**SELECTED PASSAGE:**
Abstract

Ionizable groups buried in the hydrophobic interior of proteins play central roles in a wide variety of essential biochemical processes. Owing to the inherent differences in the dielectric properties of water and of protein, buried ionizable groups usually titrate with anomalous pKa values shifted relative to normal pKa values in water in the direction that favors the neutral state. The determinants of these unusual pKa values are being examined systematically with a family of variants of staphylococcal nuclease with Lys, Arg, His, Asp and Glu in 25 internal positions. Some of these ionizable groups titrate with normal pKa values, but the majority of them have anomalous pKa values, some shifted by as many as 6 units relative to the normal values. Dozens of crystal structures confirm that the ionizable groups are buried, at least when they are in the neutral state, often in complex with water molecules never before observed at internal locations in SNase. The structures show that the microenvironments of the ionizable groups range between the fully hydrophobic to the highly polar, but they do not fully explain the unusual properties of these groups. NMR spectroscopy has been used to examine the range of structural reorganization that can be coupled to the ionization of the internal ionizable. While the ionization of some residues is not easily detected in HSQC spectra, in most cases there is clear evidence of modest charge-induced changes in local structure or increased conformational fluctuations. Interactions between internal groups and polar groups, surface charges, and other internal groups have also been measured. These data constitute an extensive, quantitative description of origins of the apparent dielectric properties of proteins. They also show that proteins tolerate internal charges without the need for any special structural adaptations.

**DATA EXTRACTS:**
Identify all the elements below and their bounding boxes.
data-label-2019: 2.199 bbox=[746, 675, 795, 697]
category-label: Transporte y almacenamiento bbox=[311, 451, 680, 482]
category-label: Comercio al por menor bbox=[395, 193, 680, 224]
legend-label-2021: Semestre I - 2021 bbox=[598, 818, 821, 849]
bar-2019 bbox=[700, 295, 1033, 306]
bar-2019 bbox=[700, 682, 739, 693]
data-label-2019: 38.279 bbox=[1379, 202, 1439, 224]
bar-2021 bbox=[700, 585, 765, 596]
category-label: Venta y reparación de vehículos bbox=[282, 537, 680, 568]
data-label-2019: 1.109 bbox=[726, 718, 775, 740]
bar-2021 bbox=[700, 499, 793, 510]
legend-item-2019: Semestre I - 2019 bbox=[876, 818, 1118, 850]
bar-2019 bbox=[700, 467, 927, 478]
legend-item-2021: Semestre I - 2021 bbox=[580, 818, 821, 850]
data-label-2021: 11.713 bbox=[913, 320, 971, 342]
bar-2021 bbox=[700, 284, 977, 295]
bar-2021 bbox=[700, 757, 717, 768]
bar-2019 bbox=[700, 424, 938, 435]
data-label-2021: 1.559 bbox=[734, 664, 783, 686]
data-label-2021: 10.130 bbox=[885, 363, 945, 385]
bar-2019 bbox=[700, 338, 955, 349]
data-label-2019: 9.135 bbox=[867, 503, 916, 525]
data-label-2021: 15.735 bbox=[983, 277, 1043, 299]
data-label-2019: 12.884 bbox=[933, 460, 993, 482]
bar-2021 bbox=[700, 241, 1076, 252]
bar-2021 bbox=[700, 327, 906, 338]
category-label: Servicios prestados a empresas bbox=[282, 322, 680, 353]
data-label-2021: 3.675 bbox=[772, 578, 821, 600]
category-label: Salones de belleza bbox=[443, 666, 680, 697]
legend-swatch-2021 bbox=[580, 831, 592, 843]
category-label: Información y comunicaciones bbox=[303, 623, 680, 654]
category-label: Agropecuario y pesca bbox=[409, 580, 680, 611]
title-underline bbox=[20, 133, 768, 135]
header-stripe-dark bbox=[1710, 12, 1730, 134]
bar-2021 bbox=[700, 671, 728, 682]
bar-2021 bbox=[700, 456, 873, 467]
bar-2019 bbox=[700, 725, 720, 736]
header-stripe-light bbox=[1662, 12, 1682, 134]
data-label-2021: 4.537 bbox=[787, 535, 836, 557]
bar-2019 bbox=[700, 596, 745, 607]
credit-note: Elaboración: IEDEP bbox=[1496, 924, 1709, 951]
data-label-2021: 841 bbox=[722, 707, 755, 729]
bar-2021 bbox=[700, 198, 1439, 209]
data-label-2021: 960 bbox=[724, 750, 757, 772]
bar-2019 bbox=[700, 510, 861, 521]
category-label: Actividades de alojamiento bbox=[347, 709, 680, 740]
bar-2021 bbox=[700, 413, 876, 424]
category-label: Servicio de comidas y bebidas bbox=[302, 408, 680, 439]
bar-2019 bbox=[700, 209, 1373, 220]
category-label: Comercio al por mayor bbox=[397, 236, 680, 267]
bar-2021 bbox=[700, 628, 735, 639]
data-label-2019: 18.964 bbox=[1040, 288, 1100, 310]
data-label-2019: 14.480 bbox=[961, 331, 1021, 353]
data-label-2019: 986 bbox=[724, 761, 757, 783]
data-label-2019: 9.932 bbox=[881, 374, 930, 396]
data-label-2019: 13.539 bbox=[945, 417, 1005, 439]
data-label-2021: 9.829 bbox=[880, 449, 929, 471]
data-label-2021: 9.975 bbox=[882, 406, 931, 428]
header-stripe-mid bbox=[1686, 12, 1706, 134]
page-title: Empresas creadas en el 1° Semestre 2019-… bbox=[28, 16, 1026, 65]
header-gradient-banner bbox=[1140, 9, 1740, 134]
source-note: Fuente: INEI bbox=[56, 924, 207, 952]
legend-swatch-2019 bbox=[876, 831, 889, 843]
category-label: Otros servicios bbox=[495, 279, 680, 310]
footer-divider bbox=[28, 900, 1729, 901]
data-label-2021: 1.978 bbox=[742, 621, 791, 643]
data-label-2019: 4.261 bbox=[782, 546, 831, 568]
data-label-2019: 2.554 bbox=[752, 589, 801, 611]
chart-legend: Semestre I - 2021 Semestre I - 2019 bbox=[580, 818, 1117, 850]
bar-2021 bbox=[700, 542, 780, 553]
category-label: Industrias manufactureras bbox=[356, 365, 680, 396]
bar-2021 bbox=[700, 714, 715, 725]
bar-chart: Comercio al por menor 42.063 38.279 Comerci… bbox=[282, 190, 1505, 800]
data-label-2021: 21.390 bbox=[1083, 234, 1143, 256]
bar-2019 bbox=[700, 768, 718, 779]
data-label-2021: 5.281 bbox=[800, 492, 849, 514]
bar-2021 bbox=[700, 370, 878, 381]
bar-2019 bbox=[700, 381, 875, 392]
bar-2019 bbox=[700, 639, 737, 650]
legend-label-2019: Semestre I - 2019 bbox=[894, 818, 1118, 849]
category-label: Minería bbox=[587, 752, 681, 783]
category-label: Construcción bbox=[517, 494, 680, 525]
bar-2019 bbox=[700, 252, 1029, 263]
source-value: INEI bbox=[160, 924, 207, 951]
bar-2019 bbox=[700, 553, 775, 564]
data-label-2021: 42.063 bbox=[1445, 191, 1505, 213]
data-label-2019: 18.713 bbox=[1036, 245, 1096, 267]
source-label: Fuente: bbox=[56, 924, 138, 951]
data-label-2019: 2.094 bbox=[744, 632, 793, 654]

**EXERCISE DIRECTIONS:** Summarize the abstract on buried ionizable groups in staphylococcal nuclease, above, in two sentences.

**ANSWER TO THIS TASK:** Ionizable groups buried inside proteins usually titrate with pKa values shifted in the direction that favors the neutral state, and variants of staphylococcal nuclease with Lys, Arg, His, Asp and Glu at 25 internal positions are being used to study why, with most of these groups showing anomalous pKa values shifted by as many as 6 units. Crystal structures show microenvironments ranging from fully hydrophobic to highly polar, and NMR shows, in most cases, modest charge-induced changes in local structure or increased conformational fluctuations; the data also show that proteins tolerate internal charges without any special structural adaptations.